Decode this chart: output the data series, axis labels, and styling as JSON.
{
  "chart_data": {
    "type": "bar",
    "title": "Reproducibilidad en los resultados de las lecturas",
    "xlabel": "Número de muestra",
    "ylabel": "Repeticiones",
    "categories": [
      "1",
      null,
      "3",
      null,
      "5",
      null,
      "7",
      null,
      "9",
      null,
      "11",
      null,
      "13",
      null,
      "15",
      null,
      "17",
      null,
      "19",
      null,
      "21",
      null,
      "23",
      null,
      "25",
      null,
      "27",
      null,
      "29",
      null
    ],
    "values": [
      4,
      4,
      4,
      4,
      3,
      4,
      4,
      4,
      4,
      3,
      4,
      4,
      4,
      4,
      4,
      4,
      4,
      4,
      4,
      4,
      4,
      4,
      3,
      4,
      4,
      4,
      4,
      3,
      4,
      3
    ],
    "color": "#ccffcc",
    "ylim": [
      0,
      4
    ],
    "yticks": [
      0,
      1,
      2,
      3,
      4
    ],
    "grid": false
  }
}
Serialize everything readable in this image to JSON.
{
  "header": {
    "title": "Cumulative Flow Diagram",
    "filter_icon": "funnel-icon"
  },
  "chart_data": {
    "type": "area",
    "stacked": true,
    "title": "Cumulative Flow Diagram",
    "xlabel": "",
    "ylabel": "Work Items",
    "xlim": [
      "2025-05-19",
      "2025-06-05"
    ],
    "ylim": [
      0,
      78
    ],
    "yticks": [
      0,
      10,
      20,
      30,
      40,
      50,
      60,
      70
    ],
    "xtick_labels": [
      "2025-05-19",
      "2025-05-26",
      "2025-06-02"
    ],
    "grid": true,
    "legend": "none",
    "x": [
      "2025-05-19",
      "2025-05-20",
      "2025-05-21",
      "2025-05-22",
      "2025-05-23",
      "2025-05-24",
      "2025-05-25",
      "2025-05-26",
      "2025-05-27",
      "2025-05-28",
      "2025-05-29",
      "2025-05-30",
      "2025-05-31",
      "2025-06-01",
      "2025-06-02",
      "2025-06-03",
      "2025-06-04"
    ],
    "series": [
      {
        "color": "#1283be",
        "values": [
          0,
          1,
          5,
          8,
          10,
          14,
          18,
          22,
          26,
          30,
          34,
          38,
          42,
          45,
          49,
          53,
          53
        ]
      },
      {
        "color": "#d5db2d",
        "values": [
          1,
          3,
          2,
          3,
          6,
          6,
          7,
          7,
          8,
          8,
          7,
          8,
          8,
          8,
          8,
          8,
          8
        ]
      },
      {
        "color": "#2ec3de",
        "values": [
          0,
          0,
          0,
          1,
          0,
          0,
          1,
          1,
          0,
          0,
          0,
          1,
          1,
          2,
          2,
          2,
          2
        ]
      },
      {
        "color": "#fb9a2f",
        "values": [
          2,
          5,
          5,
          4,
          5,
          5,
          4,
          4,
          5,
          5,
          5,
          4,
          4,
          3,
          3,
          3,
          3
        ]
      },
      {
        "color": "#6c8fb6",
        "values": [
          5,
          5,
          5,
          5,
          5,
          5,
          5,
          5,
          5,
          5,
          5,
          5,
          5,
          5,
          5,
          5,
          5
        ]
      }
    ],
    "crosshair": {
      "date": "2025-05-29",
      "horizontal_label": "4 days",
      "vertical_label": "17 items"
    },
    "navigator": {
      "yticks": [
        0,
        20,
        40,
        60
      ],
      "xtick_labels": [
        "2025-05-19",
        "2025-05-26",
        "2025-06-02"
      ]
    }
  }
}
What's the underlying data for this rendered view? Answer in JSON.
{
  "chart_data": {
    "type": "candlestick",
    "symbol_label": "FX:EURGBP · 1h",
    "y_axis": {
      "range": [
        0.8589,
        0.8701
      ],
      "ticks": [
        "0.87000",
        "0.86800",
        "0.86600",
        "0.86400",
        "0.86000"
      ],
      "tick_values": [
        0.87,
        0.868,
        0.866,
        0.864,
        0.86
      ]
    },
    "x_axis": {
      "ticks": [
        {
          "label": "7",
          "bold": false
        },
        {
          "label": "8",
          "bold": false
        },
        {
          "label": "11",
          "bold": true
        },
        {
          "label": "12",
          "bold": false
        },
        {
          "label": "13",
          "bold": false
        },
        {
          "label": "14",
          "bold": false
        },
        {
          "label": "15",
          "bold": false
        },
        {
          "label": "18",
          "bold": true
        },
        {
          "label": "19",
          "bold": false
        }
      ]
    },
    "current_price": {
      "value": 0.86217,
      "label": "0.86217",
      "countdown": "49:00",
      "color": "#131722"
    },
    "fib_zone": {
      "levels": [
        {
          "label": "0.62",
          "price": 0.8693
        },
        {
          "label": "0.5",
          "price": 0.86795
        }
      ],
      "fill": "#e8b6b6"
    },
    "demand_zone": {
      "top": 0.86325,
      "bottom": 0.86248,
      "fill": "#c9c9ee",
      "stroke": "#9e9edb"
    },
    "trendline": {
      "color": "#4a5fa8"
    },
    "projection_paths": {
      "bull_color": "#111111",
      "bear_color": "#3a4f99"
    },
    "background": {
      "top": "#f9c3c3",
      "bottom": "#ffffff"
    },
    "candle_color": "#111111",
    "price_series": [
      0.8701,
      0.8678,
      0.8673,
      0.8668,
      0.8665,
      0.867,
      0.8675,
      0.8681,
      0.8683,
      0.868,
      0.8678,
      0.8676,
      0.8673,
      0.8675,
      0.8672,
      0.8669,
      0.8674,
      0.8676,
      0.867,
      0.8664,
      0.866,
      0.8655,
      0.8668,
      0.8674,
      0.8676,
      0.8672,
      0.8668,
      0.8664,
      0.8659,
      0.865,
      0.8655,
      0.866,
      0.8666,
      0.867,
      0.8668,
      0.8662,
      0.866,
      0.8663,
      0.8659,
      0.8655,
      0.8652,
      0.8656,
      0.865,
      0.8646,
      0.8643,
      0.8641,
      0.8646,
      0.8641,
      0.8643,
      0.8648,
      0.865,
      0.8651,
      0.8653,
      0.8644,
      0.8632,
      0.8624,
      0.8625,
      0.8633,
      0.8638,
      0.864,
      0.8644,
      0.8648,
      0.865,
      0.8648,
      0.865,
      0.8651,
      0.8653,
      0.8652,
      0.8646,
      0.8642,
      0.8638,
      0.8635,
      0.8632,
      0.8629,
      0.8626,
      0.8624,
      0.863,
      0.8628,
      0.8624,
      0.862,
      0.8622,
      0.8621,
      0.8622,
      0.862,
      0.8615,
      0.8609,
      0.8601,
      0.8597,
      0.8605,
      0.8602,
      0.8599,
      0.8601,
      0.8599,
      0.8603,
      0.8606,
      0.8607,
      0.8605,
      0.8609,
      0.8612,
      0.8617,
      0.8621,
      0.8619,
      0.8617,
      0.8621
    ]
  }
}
========================
### What is required
Would you give the material above again, complete and exact?

### Written answer
Decode this chart: output the data series, axis labels, and styling as JSON.
{
  "chart_data": {
    "type": "bar",
    "title": "Reproducibilidad en los resultados de las lecturas",
    "xlabel": "Número de muestra",
    "ylabel": "Repeticiones",
    "categories": [
      "1",
      null,
      "3",
      null,
      "5",
      null,
      "7",
      null,
      "9",
      null,
      "11",
      null,
      "13",
      null,
      "15",
      null,
      "17",
      null,
      "19",
      null,
      "21",
      null,
      "23",
      null,
      "25",
      null,
      "27",
      null,
      "29",
      null
    ],
    "values": [
      4,
      4,
      4,
      4,
      3,
      4,
      4,
      4,
      4,
      3,
      4,
      4,
      4,
      4,
      4,
      4,
      4,
      4,
      4,
      4,
      4,
      4,
      3,
      4,
      4,
      4,
      4,
      3,
      4,
      3
    ],
    "color": "#ccffcc",
    "ylim": [
      0,
      4
    ],
    "yticks": [
      0,
      1,
      2,
      3,
      4
    ],
    "grid": false
  }
}
Serialize everything readable in this image to JSON.
{
  "header": {
    "title": "Cumulative Flow Diagram",
    "filter_icon": "funnel-icon"
  },
  "chart_data": {
    "type": "area",
    "stacked": true,
    "title": "Cumulative Flow Diagram",
    "xlabel": "",
    "ylabel": "Work Items",
    "xlim": [
      "2025-05-19",
      "2025-06-05"
    ],
    "ylim": [
      0,
      78
    ],
    "yticks": [
      0,
      10,
      20,
      30,
      40,
      50,
      60,
      70
    ],
    "xtick_labels": [
      "2025-05-19",
      "2025-05-26",
      "2025-06-02"
    ],
    "grid": true,
    "legend": "none",
    "x": [
      "2025-05-19",
      "2025-05-20",
      "2025-05-21",
      "2025-05-22",
      "2025-05-23",
      "2025-05-24",
      "2025-05-25",
      "2025-05-26",
      "2025-05-27",
      "2025-05-28",
      "2025-05-29",
      "2025-05-30",
      "2025-05-31",
      "2025-06-01",
      "2025-06-02",
      "2025-06-03",
      "2025-06-04"
    ],
    "series": [
      {
        "color": "#1283be",
        "values": [
          0,
          1,
          5,
          8,
          10,
          14,
          18,
          22,
          26,
          30,
          34,
          38,
          42,
          45,
          49,
          53,
          53
        ]
      },
      {
        "color": "#d5db2d",
        "values": [
          1,
          3,
          2,
          3,
          6,
          6,
          7,
          7,
          8,
          8,
          7,
          8,
          8,
          8,
          8,
          8,
          8
        ]
      },
      {
        "color": "#2ec3de",
        "values": [
          0,
          0,
          0,
          1,
          0,
          0,
          1,
          1,
          0,
          0,
          0,
          1,
          1,
          2,
          2,
          2,
          2
        ]
      },
      {
        "color": "#fb9a2f",
        "values": [
          2,
          5,
          5,
          4,
          5,
          5,
          4,
          4,
          5,
          5,
          5,
          4,
          4,
          3,
          3,
          3,
          3
        ]
      },
      {
        "color": "#6c8fb6",
        "values": [
          5,
          5,
          5,
          5,
          5,
          5,
          5,
          5,
          5,
          5,
          5,
          5,
          5,
          5,
          5,
          5,
          5
        ]
      }
    ],
    "crosshair": {
      "date": "2025-05-29",
      "horizontal_label": "4 days",
      "vertical_label": "17 items"
    },
    "navigator": {
      "yticks": [
        0,
        20,
        40,
        60
      ],
      "xtick_labels": [
        "2025-05-19",
        "2025-05-26",
        "2025-06-02"
      ]
    }
  }
}
What's the underlying data for this rendered view? Answer in JSON.
{
  "chart_data": {
    "type": "candlestick",
    "symbol_label": "FX:EURGBP · 1h",
    "y_axis": {
      "range": [
        0.8589,
        0.8701
      ],
      "ticks": [
        "0.87000",
        "0.86800",
        "0.86600",
        "0.86400",
        "0.86000"
      ],
      "tick_values": [
        0.87,
        0.868,
        0.866,
        0.864,
        0.86
      ]
    },
    "x_axis": {
      "ticks": [
        {
          "label": "7",
          "bold": false
        },
        {
          "label": "8",
          "bold": false
        },
        {
          "label": "11",
          "bold": true
        },
        {
          "label": "12",
          "bold": false
        },
        {
          "label": "13",
          "bold": false
        },
        {
          "label": "14",
          "bold": false
        },
        {
          "label": "15",
          "bold": false
        },
        {
          "label": "18",
          "bold": true
        },
        {
          "label": "19",
          "bold": false
        }
      ]
    },
    "current_price": {
      "value": 0.86217,
      "label": "0.86217",
      "countdown": "49:00",
      "color": "#131722"
    },
    "fib_zone": {
      "levels": [
        {
          "label": "0.62",
          "price": 0.8693
        },
        {
          "label": "0.5",
          "price": 0.86795
        }
      ],
      "fill": "#e8b6b6"
    },
    "demand_zone": {
      "top": 0.86325,
      "bottom": 0.86248,
      "fill": "#c9c9ee",
      "stroke": "#9e9edb"
    },
    "trendline": {
      "color": "#4a5fa8"
    },
    "projection_paths": {
      "bull_color": "#111111",
      "bear_color": "#3a4f99"
    },
    "background": {
      "top": "#f9c3c3",
      "bottom": "#ffffff"
    },
    "candle_color": "#111111",
    "price_series": [
      0.8701,
      0.8678,
      0.8673,
      0.8668,
      0.8665,
      0.867,
      0.8675,
      0.8681,
      0.8683,
      0.868,
      0.8678,
      0.8676,
      0.8673,
      0.8675,
      0.8672,
      0.8669,
      0.8674,
      0.8676,
      0.867,
      0.8664,
      0.866,
      0.8655,
      0.8668,
      0.8674,
      0.8676,
      0.8672,
      0.8668,
      0.8664,
      0.8659,
      0.865,
      0.8655,
      0.866,
      0.8666,
      0.867,
      0.8668,
      0.8662,
      0.866,
      0.8663,
      0.8659,
      0.8655,
      0.8652,
      0.8656,
      0.865,
      0.8646,
      0.8643,
      0.8641,
      0.8646,
      0.8641,
      0.8643,
      0.8648,
      0.865,
      0.8651,
      0.8653,
      0.8644,
      0.8632,
      0.8624,
      0.8625,
      0.8633,
      0.8638,
      0.864,
      0.8644,
      0.8648,
      0.865,
      0.8648,
      0.865,
      0.8651,
      0.8653,
      0.8652,
      0.8646,
      0.8642,
      0.8638,
      0.8635,
      0.8632,
      0.8629,
      0.8626,
      0.8624,
      0.863,
      0.8628,
      0.8624,
      0.862,
      0.8622,
      0.8621,
      0.8622,
      0.862,
      0.8615,
      0.8609,
      0.8601,
      0.8597,
      0.8605,
      0.8602,
      0.8599,
      0.8601,
      0.8599,
      0.8603,
      0.8606,
      0.8607,
      0.8605,
      0.8609,
      0.8612,
      0.8617,
      0.8621,
      0.8619,
      0.8617,
      0.8621
    ]
  }
}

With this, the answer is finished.